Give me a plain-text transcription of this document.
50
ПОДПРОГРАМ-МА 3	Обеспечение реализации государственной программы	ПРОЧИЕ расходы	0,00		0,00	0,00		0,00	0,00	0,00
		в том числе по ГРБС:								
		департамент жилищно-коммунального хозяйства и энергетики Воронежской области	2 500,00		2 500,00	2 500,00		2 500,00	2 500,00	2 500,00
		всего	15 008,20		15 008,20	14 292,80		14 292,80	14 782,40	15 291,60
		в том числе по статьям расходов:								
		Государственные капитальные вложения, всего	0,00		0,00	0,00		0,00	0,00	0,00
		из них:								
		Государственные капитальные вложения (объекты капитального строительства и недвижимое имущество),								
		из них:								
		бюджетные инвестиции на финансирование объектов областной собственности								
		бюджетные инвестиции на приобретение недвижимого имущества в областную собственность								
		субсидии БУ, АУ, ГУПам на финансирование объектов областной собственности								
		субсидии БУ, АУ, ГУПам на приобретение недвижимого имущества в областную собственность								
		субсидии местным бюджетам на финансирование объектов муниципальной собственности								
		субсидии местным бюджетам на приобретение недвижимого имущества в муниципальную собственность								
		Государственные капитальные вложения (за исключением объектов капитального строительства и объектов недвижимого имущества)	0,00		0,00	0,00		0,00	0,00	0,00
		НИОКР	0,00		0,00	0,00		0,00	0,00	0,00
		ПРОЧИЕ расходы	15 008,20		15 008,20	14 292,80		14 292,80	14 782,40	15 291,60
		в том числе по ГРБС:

Directions
Please return the data above exactly as given.

Answer to the exercise
Give me a plain-text transcription of this document.
50
ПОДПРОГРАМ-МА 3	Обеспечение реализации государственной программы	ПРОЧИЕ расходы	0,00		0,00	0,00		0,00	0,00	0,00
		в том числе по ГРБС:								
		департамент жилищно-коммунального хозяйства и энергетики Воронежской области	2 500,00		2 500,00	2 500,00		2 500,00	2 500,00	2 500,00
		всего	15 008,20		15 008,20	14 292,80		14 292,80	14 782,40	15 291,60
		в том числе по статьям расходов:								
		Государственные капитальные вложения, всего	0,00		0,00	0,00		0,00	0,00	0,00
		из них:								
		Государственные капитальные вложения (объекты капитального строительства и недвижимое имущество),								
		из них:								
		бюджетные инвестиции на финансирование объектов областной собственности								
		бюджетные инвестиции на приобретение недвижимого имущества в областную собственность								
		субсидии БУ, АУ, ГУПам на финансирование объектов областной собственности								
		субсидии БУ, АУ, ГУПам на приобретение недвижимого имущества в областную собственность								
		субсидии местным бюджетам на финансирование объектов муниципальной собственности								
		субсидии местным бюджетам на приобретение недвижимого имущества в муниципальную собственность								
		Государственные капитальные вложения (за исключением объектов капитального строительства и объектов недвижимого имущества)	0,00		0,00	0,00		0,00	0,00	0,00
		НИОКР	0,00		0,00	0,00		0,00	0,00	0,00
		ПРОЧИЕ расходы	15 008,20		15 008,20	14 292,80		14 292,80	14 782,40	15 291,60
		в том числе по ГРБС:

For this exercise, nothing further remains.